>> Begin Recorded data
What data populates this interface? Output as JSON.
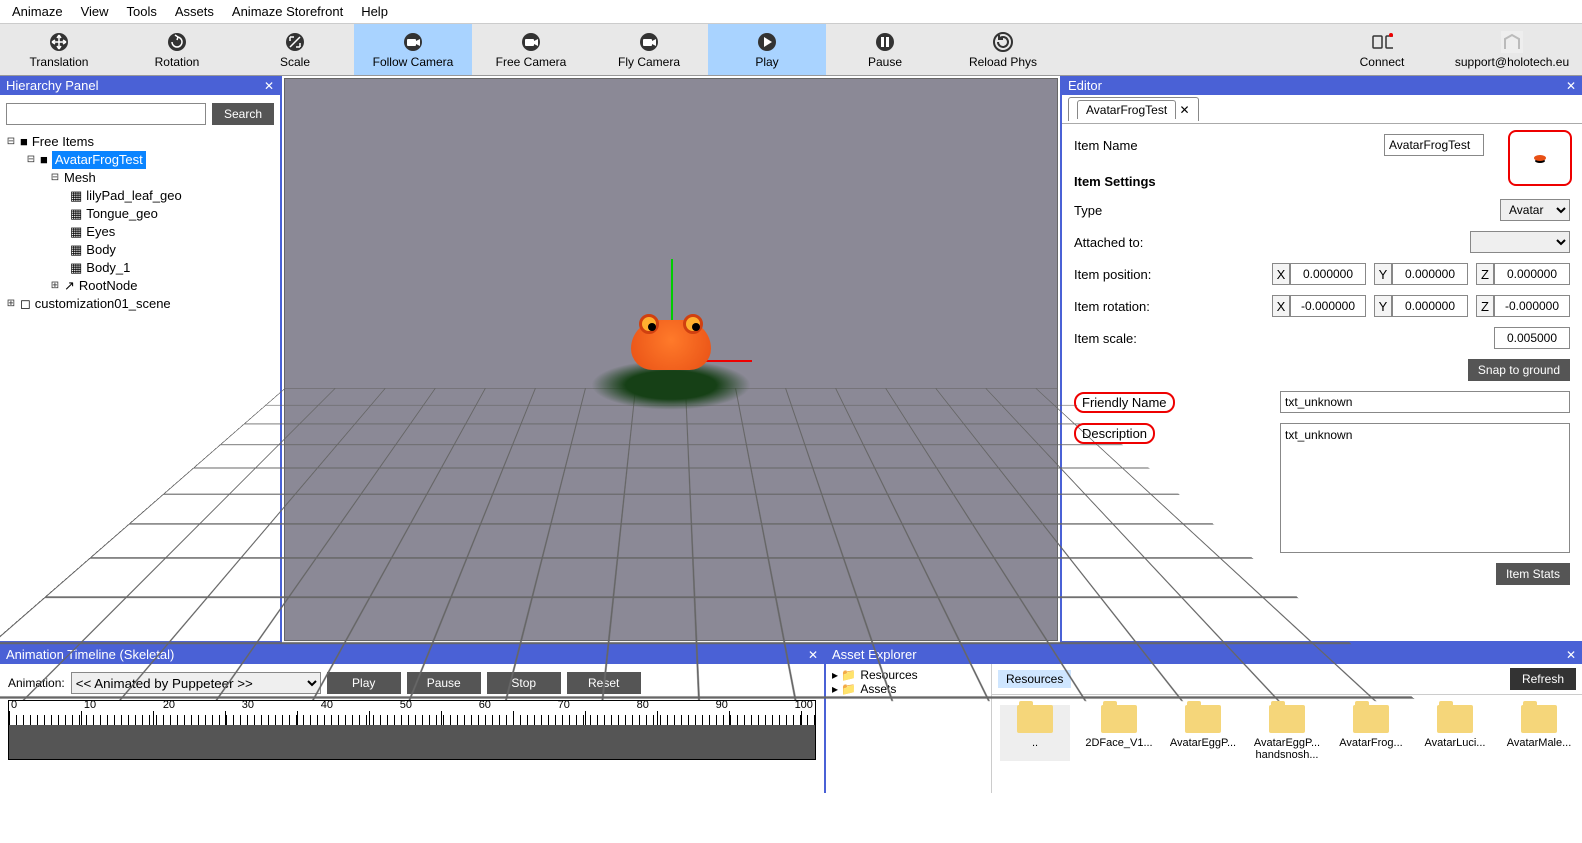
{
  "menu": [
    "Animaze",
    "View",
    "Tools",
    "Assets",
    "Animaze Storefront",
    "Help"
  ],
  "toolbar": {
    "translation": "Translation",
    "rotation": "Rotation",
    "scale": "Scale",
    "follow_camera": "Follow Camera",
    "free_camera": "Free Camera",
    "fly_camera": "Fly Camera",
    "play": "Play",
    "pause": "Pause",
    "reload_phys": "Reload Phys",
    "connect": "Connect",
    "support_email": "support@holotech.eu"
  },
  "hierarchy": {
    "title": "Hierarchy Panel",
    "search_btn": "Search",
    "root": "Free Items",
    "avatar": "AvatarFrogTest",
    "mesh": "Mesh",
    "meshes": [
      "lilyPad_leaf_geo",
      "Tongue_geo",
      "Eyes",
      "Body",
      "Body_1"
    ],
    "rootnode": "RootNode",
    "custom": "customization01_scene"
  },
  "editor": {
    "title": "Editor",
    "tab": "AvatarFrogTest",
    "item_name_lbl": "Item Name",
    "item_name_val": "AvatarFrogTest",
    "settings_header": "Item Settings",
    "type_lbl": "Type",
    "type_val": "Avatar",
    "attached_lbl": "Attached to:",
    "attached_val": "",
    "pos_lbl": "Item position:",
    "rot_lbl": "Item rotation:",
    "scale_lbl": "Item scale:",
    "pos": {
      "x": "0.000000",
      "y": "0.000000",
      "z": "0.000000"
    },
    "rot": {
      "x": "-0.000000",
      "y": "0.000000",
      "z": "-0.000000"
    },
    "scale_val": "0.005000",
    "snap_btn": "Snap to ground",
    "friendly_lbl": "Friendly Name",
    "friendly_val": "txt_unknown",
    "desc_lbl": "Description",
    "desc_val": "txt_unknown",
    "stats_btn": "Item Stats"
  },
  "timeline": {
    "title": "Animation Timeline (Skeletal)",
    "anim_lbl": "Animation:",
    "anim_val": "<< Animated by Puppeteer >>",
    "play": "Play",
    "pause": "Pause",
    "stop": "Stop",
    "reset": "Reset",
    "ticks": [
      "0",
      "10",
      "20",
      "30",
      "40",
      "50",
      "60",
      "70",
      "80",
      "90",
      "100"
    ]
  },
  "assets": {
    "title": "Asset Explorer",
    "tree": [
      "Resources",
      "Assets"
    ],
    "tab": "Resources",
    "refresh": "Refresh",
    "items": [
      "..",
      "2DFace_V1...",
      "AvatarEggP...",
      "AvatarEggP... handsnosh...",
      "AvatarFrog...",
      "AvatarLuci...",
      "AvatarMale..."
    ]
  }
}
>> End Recorded data
### [What is expected]
Reproduce the material in its entirety and word for word, without the pictures.

### [Response for this exercise]
What data populates this interface? Output as JSON.
{
  "menu": [
    "Animaze",
    "View",
    "Tools",
    "Assets",
    "Animaze Storefront",
    "Help"
  ],
  "toolbar": {
    "translation": "Translation",
    "rotation": "Rotation",
    "scale": "Scale",
    "follow_camera": "Follow Camera",
    "free_camera": "Free Camera",
    "fly_camera": "Fly Camera",
    "play": "Play",
    "pause": "Pause",
    "reload_phys": "Reload Phys",
    "connect": "Connect",
    "support_email": "support@holotech.eu"
  },
  "hierarchy": {
    "title": "Hierarchy Panel",
    "search_btn": "Search",
    "root": "Free Items",
    "avatar": "AvatarFrogTest",
    "mesh": "Mesh",
    "meshes": [
      "lilyPad_leaf_geo",
      "Tongue_geo",
      "Eyes",
      "Body",
      "Body_1"
    ],
    "rootnode": "RootNode",
    "custom": "customization01_scene"
  },
  "editor": {
    "title": "Editor",
    "tab": "AvatarFrogTest",
    "item_name_lbl": "Item Name",
    "item_name_val": "AvatarFrogTest",
    "settings_header": "Item Settings",
    "type_lbl": "Type",
    "type_val": "Avatar",
    "attached_lbl": "Attached to:",
    "attached_val": "",
    "pos_lbl": "Item position:",
    "rot_lbl": "Item rotation:",
    "scale_lbl": "Item scale:",
    "pos": {
      "x": "0.000000",
      "y": "0.000000",
      "z": "0.000000"
    },
    "rot": {
      "x": "-0.000000",
      "y": "0.000000",
      "z": "-0.000000"
    },
    "scale_val": "0.005000",
    "snap_btn": "Snap to ground",
    "friendly_lbl": "Friendly Name",
    "friendly_val": "txt_unknown",
    "desc_lbl": "Description",
    "desc_val": "txt_unknown",
    "stats_btn": "Item Stats"
  },
  "timeline": {
    "title": "Animation Timeline (Skeletal)",
    "anim_lbl": "Animation:",
    "anim_val": "<< Animated by Puppeteer >>",
    "play": "Play",
    "pause": "Pause",
    "stop": "Stop",
    "reset": "Reset",
    "ticks": [
      "0",
      "10",
      "20",
      "30",
      "40",
      "50",
      "60",
      "70",
      "80",
      "90",
      "100"
    ]
  },
  "assets": {
    "title": "Asset Explorer",
    "tree": [
      "Resources",
      "Assets"
    ],
    "tab": "Resources",
    "refresh": "Refresh",
    "items": [
      "..",
      "2DFace_V1...",
      "AvatarEggP...",
      "AvatarEggP... handsnosh...",
      "AvatarFrog...",
      "AvatarLuci...",
      "AvatarMale..."
    ]
  }
}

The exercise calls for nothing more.